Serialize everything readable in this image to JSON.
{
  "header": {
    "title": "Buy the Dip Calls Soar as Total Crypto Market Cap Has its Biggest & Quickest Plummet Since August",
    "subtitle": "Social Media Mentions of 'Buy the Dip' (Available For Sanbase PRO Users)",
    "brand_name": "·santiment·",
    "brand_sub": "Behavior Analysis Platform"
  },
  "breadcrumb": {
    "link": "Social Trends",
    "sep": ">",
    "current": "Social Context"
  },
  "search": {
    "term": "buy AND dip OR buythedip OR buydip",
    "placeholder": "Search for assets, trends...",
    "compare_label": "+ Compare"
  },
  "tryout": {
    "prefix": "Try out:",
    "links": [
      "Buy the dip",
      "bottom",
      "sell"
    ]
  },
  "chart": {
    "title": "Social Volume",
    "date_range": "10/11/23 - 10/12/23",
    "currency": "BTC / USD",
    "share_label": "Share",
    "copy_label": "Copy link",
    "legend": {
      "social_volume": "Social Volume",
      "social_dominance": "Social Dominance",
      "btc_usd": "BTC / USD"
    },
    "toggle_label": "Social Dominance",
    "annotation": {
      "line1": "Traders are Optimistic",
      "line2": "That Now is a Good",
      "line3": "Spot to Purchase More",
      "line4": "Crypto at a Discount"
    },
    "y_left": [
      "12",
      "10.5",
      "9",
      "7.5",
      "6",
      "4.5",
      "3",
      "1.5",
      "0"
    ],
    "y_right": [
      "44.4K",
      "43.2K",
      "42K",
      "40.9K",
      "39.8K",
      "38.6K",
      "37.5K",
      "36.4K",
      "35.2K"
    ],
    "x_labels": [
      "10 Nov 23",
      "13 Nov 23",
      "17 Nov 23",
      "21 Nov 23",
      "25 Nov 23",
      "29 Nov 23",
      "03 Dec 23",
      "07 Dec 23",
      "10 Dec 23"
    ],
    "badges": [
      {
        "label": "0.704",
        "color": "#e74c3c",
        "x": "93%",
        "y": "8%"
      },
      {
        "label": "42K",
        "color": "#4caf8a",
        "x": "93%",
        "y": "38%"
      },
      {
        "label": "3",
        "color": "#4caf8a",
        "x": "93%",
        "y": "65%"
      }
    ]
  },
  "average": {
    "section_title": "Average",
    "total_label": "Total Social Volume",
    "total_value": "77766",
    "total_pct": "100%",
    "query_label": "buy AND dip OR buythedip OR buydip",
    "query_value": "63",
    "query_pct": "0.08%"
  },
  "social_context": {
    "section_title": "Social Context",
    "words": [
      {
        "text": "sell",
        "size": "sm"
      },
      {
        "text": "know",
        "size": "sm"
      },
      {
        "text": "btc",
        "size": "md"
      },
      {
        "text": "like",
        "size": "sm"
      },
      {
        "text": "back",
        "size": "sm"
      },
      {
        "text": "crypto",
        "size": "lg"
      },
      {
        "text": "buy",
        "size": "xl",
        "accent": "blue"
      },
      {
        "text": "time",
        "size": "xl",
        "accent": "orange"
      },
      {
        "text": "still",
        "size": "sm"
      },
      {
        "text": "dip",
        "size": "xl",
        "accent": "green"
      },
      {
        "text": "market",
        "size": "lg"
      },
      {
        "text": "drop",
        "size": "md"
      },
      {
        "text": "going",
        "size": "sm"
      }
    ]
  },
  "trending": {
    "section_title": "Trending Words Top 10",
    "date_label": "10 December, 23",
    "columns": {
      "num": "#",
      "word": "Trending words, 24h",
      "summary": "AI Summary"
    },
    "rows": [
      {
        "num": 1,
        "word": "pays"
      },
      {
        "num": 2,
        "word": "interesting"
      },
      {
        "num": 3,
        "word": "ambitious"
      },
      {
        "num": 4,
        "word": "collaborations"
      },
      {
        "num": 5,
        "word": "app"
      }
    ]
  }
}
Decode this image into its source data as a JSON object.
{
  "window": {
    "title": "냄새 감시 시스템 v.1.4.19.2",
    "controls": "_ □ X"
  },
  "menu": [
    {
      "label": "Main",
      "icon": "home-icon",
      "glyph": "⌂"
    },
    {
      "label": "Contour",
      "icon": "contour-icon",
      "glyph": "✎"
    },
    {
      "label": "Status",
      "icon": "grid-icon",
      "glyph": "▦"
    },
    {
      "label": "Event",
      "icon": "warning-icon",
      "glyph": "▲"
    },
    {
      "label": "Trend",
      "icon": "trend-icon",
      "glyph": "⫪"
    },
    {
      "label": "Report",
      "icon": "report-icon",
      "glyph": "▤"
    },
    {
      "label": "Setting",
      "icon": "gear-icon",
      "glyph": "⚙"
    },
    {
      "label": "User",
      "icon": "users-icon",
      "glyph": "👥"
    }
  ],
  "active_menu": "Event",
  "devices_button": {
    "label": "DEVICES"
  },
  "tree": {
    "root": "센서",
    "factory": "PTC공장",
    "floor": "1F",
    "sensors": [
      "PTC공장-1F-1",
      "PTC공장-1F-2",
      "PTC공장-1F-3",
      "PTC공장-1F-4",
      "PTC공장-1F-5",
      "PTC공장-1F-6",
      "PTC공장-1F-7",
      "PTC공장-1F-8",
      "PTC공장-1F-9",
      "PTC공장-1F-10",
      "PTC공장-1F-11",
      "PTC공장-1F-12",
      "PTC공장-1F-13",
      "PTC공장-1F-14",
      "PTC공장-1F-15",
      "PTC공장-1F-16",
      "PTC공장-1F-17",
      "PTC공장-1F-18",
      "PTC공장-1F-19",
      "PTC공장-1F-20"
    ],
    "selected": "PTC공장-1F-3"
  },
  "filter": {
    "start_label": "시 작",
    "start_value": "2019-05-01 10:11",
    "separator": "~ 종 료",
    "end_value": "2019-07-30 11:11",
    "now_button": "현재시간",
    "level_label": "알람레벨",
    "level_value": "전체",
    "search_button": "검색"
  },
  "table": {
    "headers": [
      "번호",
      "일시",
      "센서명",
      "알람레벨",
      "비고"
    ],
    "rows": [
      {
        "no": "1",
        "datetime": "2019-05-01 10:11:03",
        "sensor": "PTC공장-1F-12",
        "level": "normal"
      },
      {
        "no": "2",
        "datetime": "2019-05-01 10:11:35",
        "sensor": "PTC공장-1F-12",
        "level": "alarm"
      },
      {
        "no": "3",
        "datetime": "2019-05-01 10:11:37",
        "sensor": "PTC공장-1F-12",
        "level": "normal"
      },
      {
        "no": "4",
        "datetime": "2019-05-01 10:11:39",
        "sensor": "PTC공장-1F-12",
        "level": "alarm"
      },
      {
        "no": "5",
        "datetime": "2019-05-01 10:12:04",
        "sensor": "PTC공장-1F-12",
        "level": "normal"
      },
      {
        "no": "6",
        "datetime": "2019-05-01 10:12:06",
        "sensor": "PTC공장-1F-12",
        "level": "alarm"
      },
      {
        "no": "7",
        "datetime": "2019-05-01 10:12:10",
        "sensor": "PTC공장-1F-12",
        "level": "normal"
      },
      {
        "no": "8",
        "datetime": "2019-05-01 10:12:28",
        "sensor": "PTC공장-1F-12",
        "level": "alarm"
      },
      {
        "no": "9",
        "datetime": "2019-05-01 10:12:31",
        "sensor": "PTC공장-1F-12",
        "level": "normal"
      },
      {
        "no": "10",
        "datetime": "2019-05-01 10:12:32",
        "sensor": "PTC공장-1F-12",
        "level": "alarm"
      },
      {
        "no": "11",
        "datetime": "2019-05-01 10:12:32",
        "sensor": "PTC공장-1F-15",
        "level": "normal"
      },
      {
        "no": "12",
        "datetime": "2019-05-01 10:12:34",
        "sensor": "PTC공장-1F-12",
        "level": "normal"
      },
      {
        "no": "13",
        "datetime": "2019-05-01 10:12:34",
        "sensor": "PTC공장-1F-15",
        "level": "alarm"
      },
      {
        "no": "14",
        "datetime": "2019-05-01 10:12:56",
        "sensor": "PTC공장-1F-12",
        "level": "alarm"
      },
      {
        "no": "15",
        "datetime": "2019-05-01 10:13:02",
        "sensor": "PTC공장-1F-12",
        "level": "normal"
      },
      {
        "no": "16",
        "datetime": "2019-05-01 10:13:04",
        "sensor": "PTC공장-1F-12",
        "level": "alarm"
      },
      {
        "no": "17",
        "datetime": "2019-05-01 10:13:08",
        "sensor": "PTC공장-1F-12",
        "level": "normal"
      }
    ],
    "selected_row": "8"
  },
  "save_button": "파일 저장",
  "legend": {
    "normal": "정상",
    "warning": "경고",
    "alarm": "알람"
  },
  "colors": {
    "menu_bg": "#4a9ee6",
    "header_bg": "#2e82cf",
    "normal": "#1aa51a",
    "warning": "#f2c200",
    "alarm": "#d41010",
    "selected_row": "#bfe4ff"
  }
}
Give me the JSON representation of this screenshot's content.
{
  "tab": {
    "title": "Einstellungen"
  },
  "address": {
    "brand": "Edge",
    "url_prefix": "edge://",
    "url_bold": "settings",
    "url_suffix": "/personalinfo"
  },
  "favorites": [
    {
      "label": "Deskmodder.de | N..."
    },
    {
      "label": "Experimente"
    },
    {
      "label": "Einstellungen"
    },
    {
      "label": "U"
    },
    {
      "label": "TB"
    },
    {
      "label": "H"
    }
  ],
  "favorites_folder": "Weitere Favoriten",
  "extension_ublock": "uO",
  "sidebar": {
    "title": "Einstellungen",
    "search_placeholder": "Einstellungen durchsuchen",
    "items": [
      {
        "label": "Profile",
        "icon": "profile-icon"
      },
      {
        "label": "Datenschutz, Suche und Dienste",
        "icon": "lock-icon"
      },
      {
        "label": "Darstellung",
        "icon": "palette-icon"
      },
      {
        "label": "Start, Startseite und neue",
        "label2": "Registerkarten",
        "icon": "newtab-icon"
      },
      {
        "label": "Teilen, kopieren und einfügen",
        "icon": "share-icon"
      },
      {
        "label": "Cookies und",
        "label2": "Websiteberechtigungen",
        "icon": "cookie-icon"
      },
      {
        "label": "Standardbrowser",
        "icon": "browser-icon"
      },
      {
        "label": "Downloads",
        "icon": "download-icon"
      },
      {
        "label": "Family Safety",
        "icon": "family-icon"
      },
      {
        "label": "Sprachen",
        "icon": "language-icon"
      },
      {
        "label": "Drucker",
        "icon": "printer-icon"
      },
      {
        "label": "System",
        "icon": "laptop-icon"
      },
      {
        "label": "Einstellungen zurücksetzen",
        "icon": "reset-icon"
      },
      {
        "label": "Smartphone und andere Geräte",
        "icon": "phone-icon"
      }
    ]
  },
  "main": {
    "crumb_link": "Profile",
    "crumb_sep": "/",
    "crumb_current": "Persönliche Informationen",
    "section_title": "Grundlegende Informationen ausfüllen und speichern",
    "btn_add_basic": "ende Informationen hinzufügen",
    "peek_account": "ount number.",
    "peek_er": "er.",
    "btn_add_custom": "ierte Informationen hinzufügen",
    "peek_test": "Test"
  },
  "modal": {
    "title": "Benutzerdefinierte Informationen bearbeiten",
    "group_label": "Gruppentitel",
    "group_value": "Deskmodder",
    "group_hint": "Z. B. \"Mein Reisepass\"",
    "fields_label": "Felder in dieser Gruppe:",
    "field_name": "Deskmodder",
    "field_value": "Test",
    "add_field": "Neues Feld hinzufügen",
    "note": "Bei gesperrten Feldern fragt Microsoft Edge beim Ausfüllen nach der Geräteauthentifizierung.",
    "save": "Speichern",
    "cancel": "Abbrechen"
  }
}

**Work instructions:**
From the entries above, copy every line containing the word "Volume".

**Solution to this problem:**
    "title": "Social Volume",
      "social_volume": "Social Volume",
    "total_label": "Total Social Volume",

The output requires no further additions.